▸ **Instructions to follow**:
The data below should be printed in full, exactly, and without any of its images.

▸ **Material provided**:

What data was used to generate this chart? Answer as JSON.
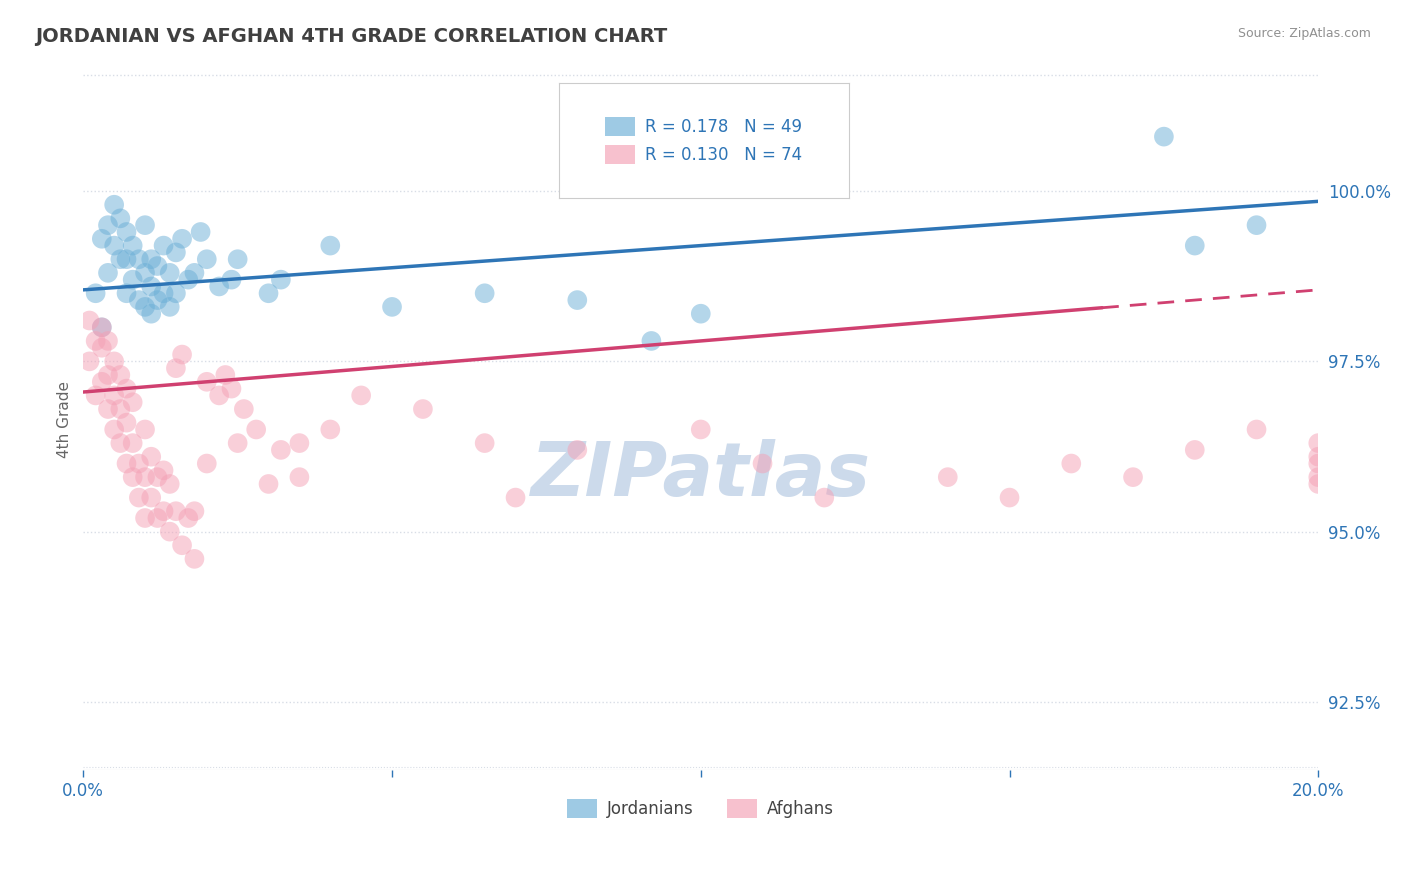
{
  "title": "JORDANIAN VS AFGHAN 4TH GRADE CORRELATION CHART",
  "source": "Source: ZipAtlas.com",
  "ylabel": "4th Grade",
  "xlim": [
    0.0,
    20.0
  ],
  "ylim": [
    91.5,
    101.8
  ],
  "yticks": [
    92.5,
    95.0,
    97.5,
    100.0
  ],
  "xticks": [
    0.0,
    5.0,
    10.0,
    15.0,
    20.0
  ],
  "xtick_labels": [
    "0.0%",
    "",
    "",
    "",
    "20.0%"
  ],
  "ytick_labels": [
    "92.5%",
    "95.0%",
    "97.5%",
    "100.0%"
  ],
  "blue_R": 0.178,
  "blue_N": 49,
  "pink_R": 0.13,
  "pink_N": 74,
  "blue_color": "#6aaed6",
  "pink_color": "#f4a0b5",
  "blue_line_color": "#2e75b6",
  "pink_line_color": "#d04070",
  "title_color": "#404040",
  "source_color": "#909090",
  "grid_color": "#d8dde6",
  "background_color": "#ffffff",
  "watermark_color": "#ccdaeb",
  "blue_line_x0": 0.0,
  "blue_line_y0": 98.55,
  "blue_line_x1": 20.0,
  "blue_line_y1": 99.85,
  "pink_line_x0": 0.0,
  "pink_line_y0": 97.05,
  "pink_line_x1": 20.0,
  "pink_line_y1": 98.55,
  "pink_solid_end": 16.5,
  "blue_x": [
    0.2,
    0.3,
    0.3,
    0.4,
    0.4,
    0.5,
    0.5,
    0.6,
    0.6,
    0.7,
    0.7,
    0.7,
    0.8,
    0.8,
    0.9,
    0.9,
    1.0,
    1.0,
    1.0,
    1.1,
    1.1,
    1.1,
    1.2,
    1.2,
    1.3,
    1.3,
    1.4,
    1.4,
    1.5,
    1.5,
    1.6,
    1.7,
    1.8,
    1.9,
    2.0,
    2.2,
    2.4,
    2.5,
    3.0,
    3.2,
    4.0,
    5.0,
    6.5,
    8.0,
    9.2,
    10.0,
    17.5,
    18.0,
    19.0
  ],
  "blue_y": [
    98.5,
    99.3,
    98.0,
    99.5,
    98.8,
    99.8,
    99.2,
    99.6,
    99.0,
    99.4,
    99.0,
    98.5,
    99.2,
    98.7,
    99.0,
    98.4,
    98.8,
    98.3,
    99.5,
    98.6,
    98.2,
    99.0,
    98.4,
    98.9,
    98.5,
    99.2,
    98.3,
    98.8,
    98.5,
    99.1,
    99.3,
    98.7,
    98.8,
    99.4,
    99.0,
    98.6,
    98.7,
    99.0,
    98.5,
    98.7,
    99.2,
    98.3,
    98.5,
    98.4,
    97.8,
    98.2,
    100.8,
    99.2,
    99.5
  ],
  "pink_x": [
    0.1,
    0.1,
    0.2,
    0.2,
    0.3,
    0.3,
    0.3,
    0.4,
    0.4,
    0.4,
    0.5,
    0.5,
    0.5,
    0.6,
    0.6,
    0.6,
    0.7,
    0.7,
    0.7,
    0.8,
    0.8,
    0.8,
    0.9,
    0.9,
    1.0,
    1.0,
    1.0,
    1.1,
    1.1,
    1.2,
    1.2,
    1.3,
    1.3,
    1.4,
    1.4,
    1.5,
    1.5,
    1.6,
    1.6,
    1.7,
    1.8,
    1.8,
    2.0,
    2.0,
    2.2,
    2.3,
    2.4,
    2.5,
    2.6,
    2.8,
    3.0,
    3.2,
    3.5,
    3.5,
    4.0,
    4.5,
    5.5,
    6.5,
    7.0,
    8.0,
    10.0,
    11.0,
    12.0,
    14.0,
    15.0,
    16.0,
    17.0,
    18.0,
    19.0,
    20.0,
    20.0,
    20.0,
    20.0,
    20.0
  ],
  "pink_y": [
    98.1,
    97.5,
    97.0,
    97.8,
    97.2,
    97.7,
    98.0,
    96.8,
    97.3,
    97.8,
    96.5,
    97.0,
    97.5,
    96.3,
    96.8,
    97.3,
    96.0,
    96.6,
    97.1,
    95.8,
    96.3,
    96.9,
    95.5,
    96.0,
    95.2,
    95.8,
    96.5,
    95.5,
    96.1,
    95.2,
    95.8,
    95.3,
    95.9,
    95.0,
    95.7,
    95.3,
    97.4,
    94.8,
    97.6,
    95.2,
    94.6,
    95.3,
    96.0,
    97.2,
    97.0,
    97.3,
    97.1,
    96.3,
    96.8,
    96.5,
    95.7,
    96.2,
    96.3,
    95.8,
    96.5,
    97.0,
    96.8,
    96.3,
    95.5,
    96.2,
    96.5,
    96.0,
    95.5,
    95.8,
    95.5,
    96.0,
    95.8,
    96.2,
    96.5,
    96.3,
    96.0,
    95.7,
    96.1,
    95.8
  ]
}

▸ **Exercise output**:
What data was used to generate this chart? Answer as JSON.
{
  "title": "JORDANIAN VS AFGHAN 4TH GRADE CORRELATION CHART",
  "source": "Source: ZipAtlas.com",
  "ylabel": "4th Grade",
  "xlim": [
    0.0,
    20.0
  ],
  "ylim": [
    91.5,
    101.8
  ],
  "yticks": [
    92.5,
    95.0,
    97.5,
    100.0
  ],
  "xticks": [
    0.0,
    5.0,
    10.0,
    15.0,
    20.0
  ],
  "xtick_labels": [
    "0.0%",
    "",
    "",
    "",
    "20.0%"
  ],
  "ytick_labels": [
    "92.5%",
    "95.0%",
    "97.5%",
    "100.0%"
  ],
  "blue_R": 0.178,
  "blue_N": 49,
  "pink_R": 0.13,
  "pink_N": 74,
  "blue_color": "#6aaed6",
  "pink_color": "#f4a0b5",
  "blue_line_color": "#2e75b6",
  "pink_line_color": "#d04070",
  "title_color": "#404040",
  "source_color": "#909090",
  "grid_color": "#d8dde6",
  "background_color": "#ffffff",
  "watermark_color": "#ccdaeb",
  "blue_line_x0": 0.0,
  "blue_line_y0": 98.55,
  "blue_line_x1": 20.0,
  "blue_line_y1": 99.85,
  "pink_line_x0": 0.0,
  "pink_line_y0": 97.05,
  "pink_line_x1": 20.0,
  "pink_line_y1": 98.55,
  "pink_solid_end": 16.5,
  "blue_x": [
    0.2,
    0.3,
    0.3,
    0.4,
    0.4,
    0.5,
    0.5,
    0.6,
    0.6,
    0.7,
    0.7,
    0.7,
    0.8,
    0.8,
    0.9,
    0.9,
    1.0,
    1.0,
    1.0,
    1.1,
    1.1,
    1.1,
    1.2,
    1.2,
    1.3,
    1.3,
    1.4,
    1.4,
    1.5,
    1.5,
    1.6,
    1.7,
    1.8,
    1.9,
    2.0,
    2.2,
    2.4,
    2.5,
    3.0,
    3.2,
    4.0,
    5.0,
    6.5,
    8.0,
    9.2,
    10.0,
    17.5,
    18.0,
    19.0
  ],
  "blue_y": [
    98.5,
    99.3,
    98.0,
    99.5,
    98.8,
    99.8,
    99.2,
    99.6,
    99.0,
    99.4,
    99.0,
    98.5,
    99.2,
    98.7,
    99.0,
    98.4,
    98.8,
    98.3,
    99.5,
    98.6,
    98.2,
    99.0,
    98.4,
    98.9,
    98.5,
    99.2,
    98.3,
    98.8,
    98.5,
    99.1,
    99.3,
    98.7,
    98.8,
    99.4,
    99.0,
    98.6,
    98.7,
    99.0,
    98.5,
    98.7,
    99.2,
    98.3,
    98.5,
    98.4,
    97.8,
    98.2,
    100.8,
    99.2,
    99.5
  ],
  "pink_x": [
    0.1,
    0.1,
    0.2,
    0.2,
    0.3,
    0.3,
    0.3,
    0.4,
    0.4,
    0.4,
    0.5,
    0.5,
    0.5,
    0.6,
    0.6,
    0.6,
    0.7,
    0.7,
    0.7,
    0.8,
    0.8,
    0.8,
    0.9,
    0.9,
    1.0,
    1.0,
    1.0,
    1.1,
    1.1,
    1.2,
    1.2,
    1.3,
    1.3,
    1.4,
    1.4,
    1.5,
    1.5,
    1.6,
    1.6,
    1.7,
    1.8,
    1.8,
    2.0,
    2.0,
    2.2,
    2.3,
    2.4,
    2.5,
    2.6,
    2.8,
    3.0,
    3.2,
    3.5,
    3.5,
    4.0,
    4.5,
    5.5,
    6.5,
    7.0,
    8.0,
    10.0,
    11.0,
    12.0,
    14.0,
    15.0,
    16.0,
    17.0,
    18.0,
    19.0,
    20.0,
    20.0,
    20.0,
    20.0,
    20.0
  ],
  "pink_y": [
    98.1,
    97.5,
    97.0,
    97.8,
    97.2,
    97.7,
    98.0,
    96.8,
    97.3,
    97.8,
    96.5,
    97.0,
    97.5,
    96.3,
    96.8,
    97.3,
    96.0,
    96.6,
    97.1,
    95.8,
    96.3,
    96.9,
    95.5,
    96.0,
    95.2,
    95.8,
    96.5,
    95.5,
    96.1,
    95.2,
    95.8,
    95.3,
    95.9,
    95.0,
    95.7,
    95.3,
    97.4,
    94.8,
    97.6,
    95.2,
    94.6,
    95.3,
    96.0,
    97.2,
    97.0,
    97.3,
    97.1,
    96.3,
    96.8,
    96.5,
    95.7,
    96.2,
    96.3,
    95.8,
    96.5,
    97.0,
    96.8,
    96.3,
    95.5,
    96.2,
    96.5,
    96.0,
    95.5,
    95.8,
    95.5,
    96.0,
    95.8,
    96.2,
    96.5,
    96.3,
    96.0,
    95.7,
    96.1,
    95.8
  ]
}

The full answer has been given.